Lebanon calls on UN to renew peacekeepers' mandate

As Israel repeats calls for expanding responsibilities of UN peacekeeping force in south Lebanon to prevent weapons reaching Hezbollah, Lebanese foreign minister says he supports renewing body's mandate for 'peace and stability.'

Lebanon's foreign minister said on Tuesday he supported renewing the mandate of UN peacekeeping forces in the country for another year amid US and Israeli criticism that the peacekeepers should do more to stop Hezbollah gaining arms.

 

 

"Preserving the mandate of @unifil is necessary for peace and stability, otherwise will jeopardize efforts of @UN," Foreign Minister Gebran Bassil said on Twitter.

 

The United Nations Interim Force in Lebanon (UNIFIL) patrols Lebanon's southern border with Israel.

 

In the past, UNIFIL has deflecting responsibility and denied prior knowledge of the presence of armed Hezbollah militants along the border with Israel.

 

Its annually renewed mandate was expanded from the original 1978 mission following a 2006 war between Israel and Lebanon's Iran-backed Hezbollah terror group.

 

This tasked UNIFIL with making sure southern Lebanon was "free of any armed personnel, assets and weapons" other than those belonging to the Lebanese government or UNIFIL.

 

Photo: AP (Photo: AP)
Photo: AP

 

Hezbollah, which supports Syrian President Bashar al-Assad and has a strong presence in south Lebanon, repeatedly threatens to destroy Israel.

 

Israel has regularly complained that UNIFIL has too soft an approach towards enforcing the 2006 ceasefire and would like to see stronger action against Hezbollah military deployment that Israel alleges is taking place in violation of the ceasefire.

 

Lebanon also accuses Israel of violating the ceasefire by sending warplanes into its airspace. In January, Lebanon's new government affirmed its support for the security council resolution outlining UNIFIL's current mandate.

 

Hezbollah defends its possession of weapons as necessary to defend Lebanon, but does not say where they are. But in one of many of its threats against Israel, the movement's leader Hassan Nasrallah threatened, as late as this month, that "the defeat Israel suffered in 2006, it will suffer again, but it will be a much greater defeat."

 

Israel's ambassador to the UN Danny Danon called in an August newspaper column for UNIFIL to be able to inspect Lebanese towns more stringently and insist on unlimited access to all suspicious sites.

 

Israeli officials want UNIFIL and the Lebanese army to act against Hezbollah by uncovering hidden weapons and emplacements, of which they say there are thousands that Israel has mapped.

 

 

Photo: AP (Photo: AFP)
Photo: AP

 

Israeli Prime Minister Benjamin Netanyahu on Monday raised the issue in a meeting with UN Secretary-General Antonio Guterres.

 

Netanyahu said the UN has failed to report any of the "tens of thousands of weapon smugglings into Lebanon for Hezbollah".

 

US Ambassador to the United Nations Nikki Haley on Friday criticised UNIFIL head Irish Major General Michael Beary, accusing him of an "embarrassing lack of understanding" in not uncovering Iranian arms supply to Hezbollah.

 

The UN Security Council will vote on renewing the mandate this week before it expires on Thursday.

 

"We are not looking to change the mandate itself. We are looking to include language that clearly directs UNIFIL to do what it should have been doing for years," Haley said.

 

A UNIFIL spokesperson was not immediately available for comment.
################
SET EXERCISE 1 → List every person named in the article on UNIFIL's mandate.
SET EXERCISE 2 → According to the article on UNIFIL's mandate, in what year did UNIFIL's original mission begin?

STORED DATA →
################
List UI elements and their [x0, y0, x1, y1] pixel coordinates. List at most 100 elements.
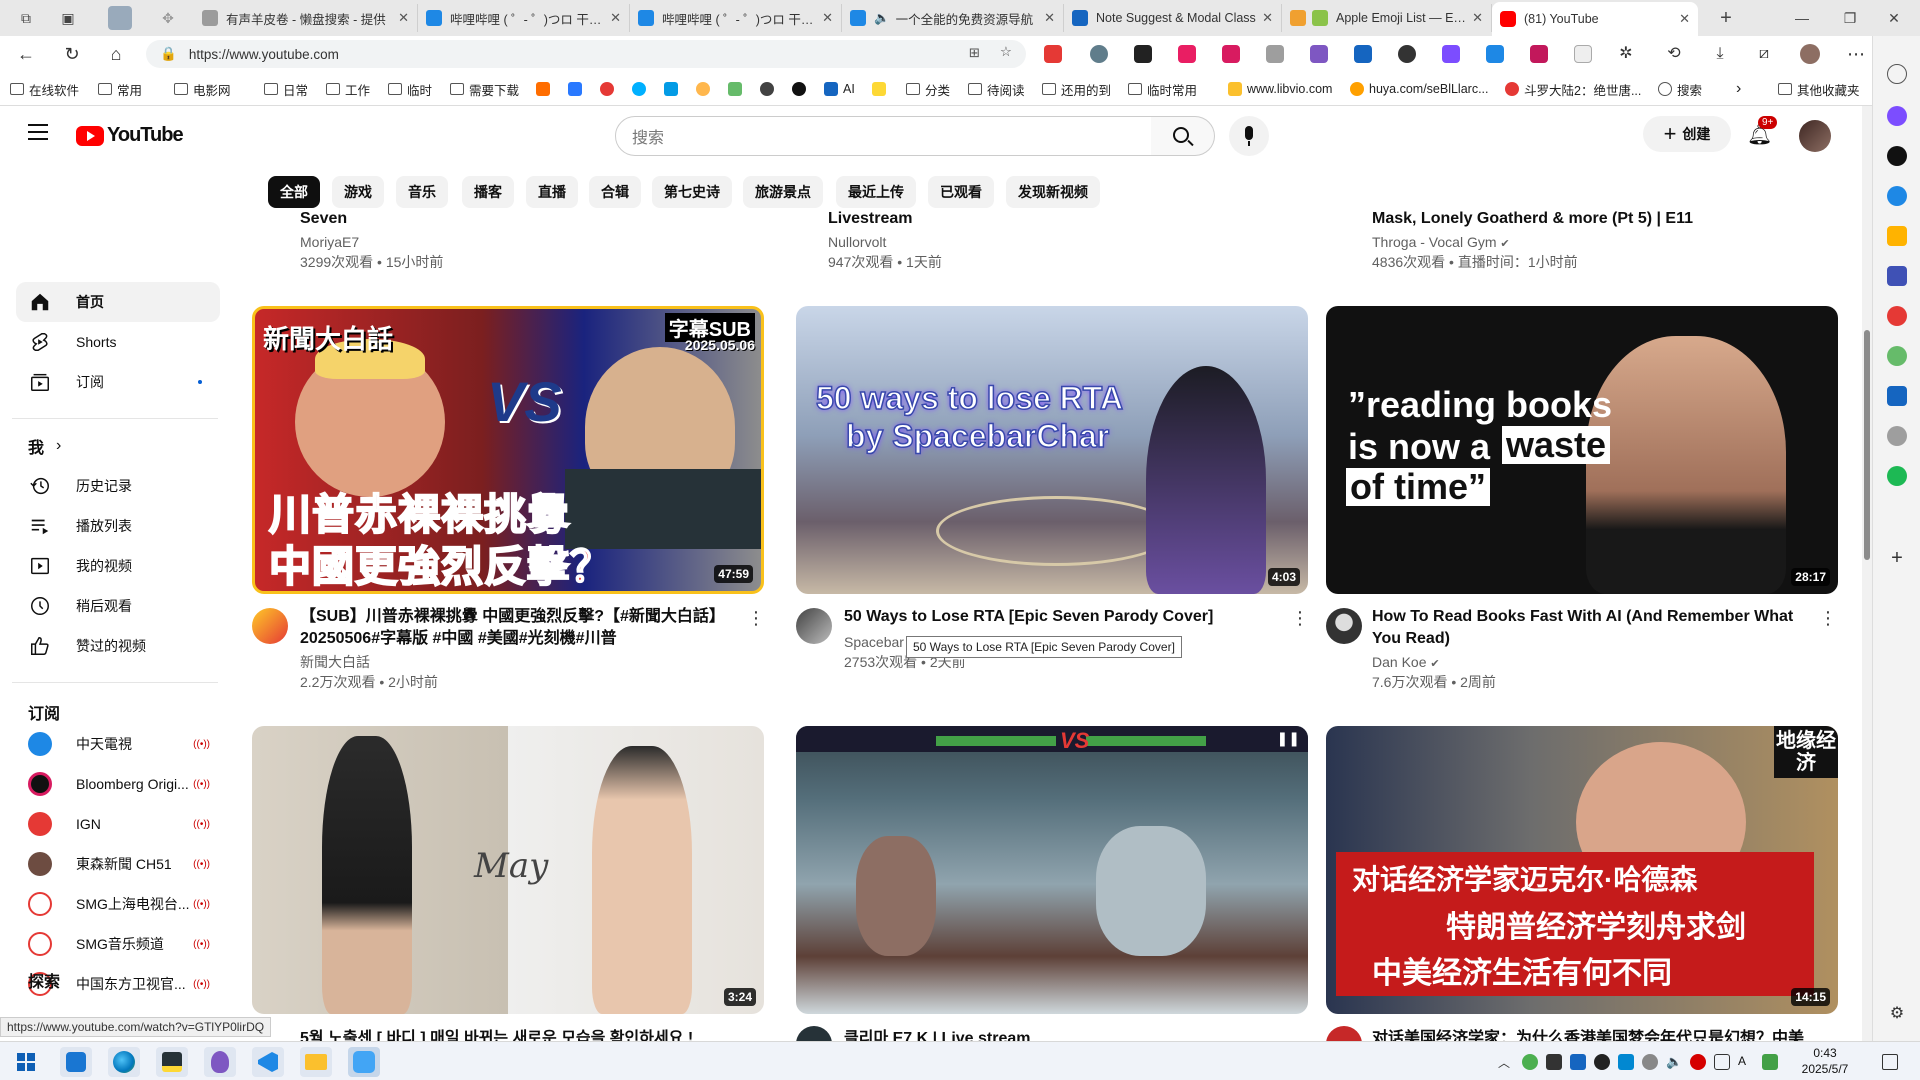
################
TASK OUTPUT 1 →
Gebran Bassil
Bashar al-Assad
Hassan Nasrallah
Danny Danon
Benjamin Netanyahu
Antonio Guterres
Nikki Haley
Michael Beary

TASK OUTPUT 2 → 1978